EXTRACTO DEL DOCUMENTO>
|---|

A las 12:20 de la madrugada del 21 de mayo, agentes de la Unidad de Inteligencia y Arrestos de Bayamón de la Policía de Puerto Rico mantenían bajo observación una residencia en la urbanización Ciudad Jardín III, en Toa Alta. La operación, desarrollada con total confidencialidad, culminó con la detención del convicto Harold Borrero Borrero, conocido como “Wassa”, quien fue interceptado al salir de la vivienda hacia una Toyota Tacoma verde oscuro.
Una vez asegurada la escena, los agentes comenzaron el registro del lugar, donde encontraron numerosas evidencias. En la cocina, hallaron una bolsa con $268,000 en efectivo, cerca de 50 balas calibre nueve milímetros y 574 gramos de marihuana. En un dormitorio, se ocuparon seis paquetes tipo ladrillo con cocaína, con un peso de aproximadamente 7,100 gramos, y unos 1,200 frascos con crack.
Las autoridades también incautaron municiones calibre .40, un rifle Colt calibre .223 con 38 balas, cargadores de varios calibres, un chaleco antibalas y máscaras. En otro punto de la casa hallaron 29 balas calibre .45 ocultas dentro de una caja de cereal “Lucky Charms”, libros de contabilidad de drogas y $280 adicionales. Además, se ocupó un rifle estilo AR sin número de serie, considerado ilegal, con óptica y culata instalada.
En el pasillo se encontraron cajas con frascos de crack. El vehículo Ford Taurus con insignias del Departamento de Seguridad Pública (DSP) y otras evidencias fueron entregadas a la custodia de la Administración para el Control de Drogas (DEA).

|---|

REGISTROS MOSTRADOS>
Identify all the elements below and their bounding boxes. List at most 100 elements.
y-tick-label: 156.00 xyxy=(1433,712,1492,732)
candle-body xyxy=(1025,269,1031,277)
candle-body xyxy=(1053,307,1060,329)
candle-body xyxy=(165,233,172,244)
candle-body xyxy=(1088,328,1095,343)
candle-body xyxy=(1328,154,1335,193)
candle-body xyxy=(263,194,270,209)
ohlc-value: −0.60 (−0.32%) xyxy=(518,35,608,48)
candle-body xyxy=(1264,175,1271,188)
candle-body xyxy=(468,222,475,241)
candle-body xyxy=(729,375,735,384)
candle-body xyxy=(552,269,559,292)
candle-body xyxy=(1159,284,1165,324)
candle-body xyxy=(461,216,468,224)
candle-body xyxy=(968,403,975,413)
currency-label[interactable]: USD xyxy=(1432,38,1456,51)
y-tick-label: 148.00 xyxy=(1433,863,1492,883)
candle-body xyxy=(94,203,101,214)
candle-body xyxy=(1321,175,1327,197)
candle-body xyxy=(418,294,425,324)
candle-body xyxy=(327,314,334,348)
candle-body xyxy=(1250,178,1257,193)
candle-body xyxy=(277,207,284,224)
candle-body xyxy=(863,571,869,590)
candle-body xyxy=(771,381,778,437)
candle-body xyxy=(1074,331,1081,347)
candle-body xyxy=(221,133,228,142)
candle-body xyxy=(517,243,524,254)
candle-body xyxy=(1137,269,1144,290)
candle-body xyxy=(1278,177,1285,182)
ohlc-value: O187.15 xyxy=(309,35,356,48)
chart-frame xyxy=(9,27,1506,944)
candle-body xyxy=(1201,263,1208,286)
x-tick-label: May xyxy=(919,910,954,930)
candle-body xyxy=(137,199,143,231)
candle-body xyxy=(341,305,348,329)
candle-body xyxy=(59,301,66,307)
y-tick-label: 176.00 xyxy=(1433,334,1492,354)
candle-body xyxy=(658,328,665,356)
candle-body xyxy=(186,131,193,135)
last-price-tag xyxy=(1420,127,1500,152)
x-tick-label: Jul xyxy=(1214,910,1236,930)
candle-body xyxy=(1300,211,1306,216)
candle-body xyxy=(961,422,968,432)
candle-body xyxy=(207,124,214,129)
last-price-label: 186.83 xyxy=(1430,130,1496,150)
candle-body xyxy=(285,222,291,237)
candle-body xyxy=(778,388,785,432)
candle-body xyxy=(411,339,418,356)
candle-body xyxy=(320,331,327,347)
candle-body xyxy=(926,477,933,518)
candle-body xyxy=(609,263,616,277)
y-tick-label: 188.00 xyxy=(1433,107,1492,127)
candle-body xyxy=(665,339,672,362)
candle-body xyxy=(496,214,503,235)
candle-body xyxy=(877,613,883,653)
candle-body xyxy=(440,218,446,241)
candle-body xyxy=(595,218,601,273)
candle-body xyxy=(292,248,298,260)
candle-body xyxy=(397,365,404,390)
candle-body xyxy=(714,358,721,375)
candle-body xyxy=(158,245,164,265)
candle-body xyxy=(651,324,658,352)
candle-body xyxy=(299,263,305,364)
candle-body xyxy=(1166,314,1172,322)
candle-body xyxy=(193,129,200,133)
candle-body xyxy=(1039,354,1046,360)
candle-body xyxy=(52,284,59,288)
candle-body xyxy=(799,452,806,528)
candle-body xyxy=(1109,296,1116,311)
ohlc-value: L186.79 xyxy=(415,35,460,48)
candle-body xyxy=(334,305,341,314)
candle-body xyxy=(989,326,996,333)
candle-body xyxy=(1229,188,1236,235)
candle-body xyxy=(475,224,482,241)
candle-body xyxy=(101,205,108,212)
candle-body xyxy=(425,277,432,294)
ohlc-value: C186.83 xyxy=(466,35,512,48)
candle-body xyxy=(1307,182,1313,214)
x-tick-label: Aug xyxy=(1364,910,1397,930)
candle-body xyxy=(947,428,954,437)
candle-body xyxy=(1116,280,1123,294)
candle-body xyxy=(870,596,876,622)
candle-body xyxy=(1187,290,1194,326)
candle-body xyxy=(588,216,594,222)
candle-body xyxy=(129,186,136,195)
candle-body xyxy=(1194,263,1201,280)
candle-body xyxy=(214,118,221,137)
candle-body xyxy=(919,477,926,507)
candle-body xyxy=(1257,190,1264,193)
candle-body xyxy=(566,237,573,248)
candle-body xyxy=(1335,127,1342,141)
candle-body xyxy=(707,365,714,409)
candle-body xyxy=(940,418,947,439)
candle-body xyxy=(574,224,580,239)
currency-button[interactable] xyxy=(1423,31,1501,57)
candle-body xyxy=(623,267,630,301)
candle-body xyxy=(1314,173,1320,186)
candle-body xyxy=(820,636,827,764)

|---|

LA TAREA> Prosigue con la noticia sobre el arresto en Toa Alta a partir del punto en que termina. Los registros no tienen ninguna relación con la noticia sobre el arresto en Toa Alta.

RESPUESTA DEL EJERCICIO>
El caso derivó en cargos federales contra Borrero Borrero por conspiración y posesión con intención de distribuir drogas, además de posesión ilegal de armas y municiones siendo convicto. Este compareció ante el magistrado federal Marcos E. López en el Tribunal federal, quien ordenó su detención temporal.
La audiencia para determinar si se le concede fianza o permanecerá detenido fue señalada para el 27 de mayo a la 1:30 p.m. en la sala 4 del Tribunal federal en Hato Rey. En la vista participaron el fiscal federal auxiliar José Contreras y la abogada de oficio Laura Soto. El acusado estuvo presente, bajo custodia y asistido por un intérprete.
El tribunal determinó que el acusado es un convicto previo por un delito punible con más de un año de cárcel. Fue informado de sus derechos y de las penas aplicables si es hallado culpable. A solicitud de la defensa, la declaración jurada del caso permanecerá bajo sello y solo accesible a las partes involucradas.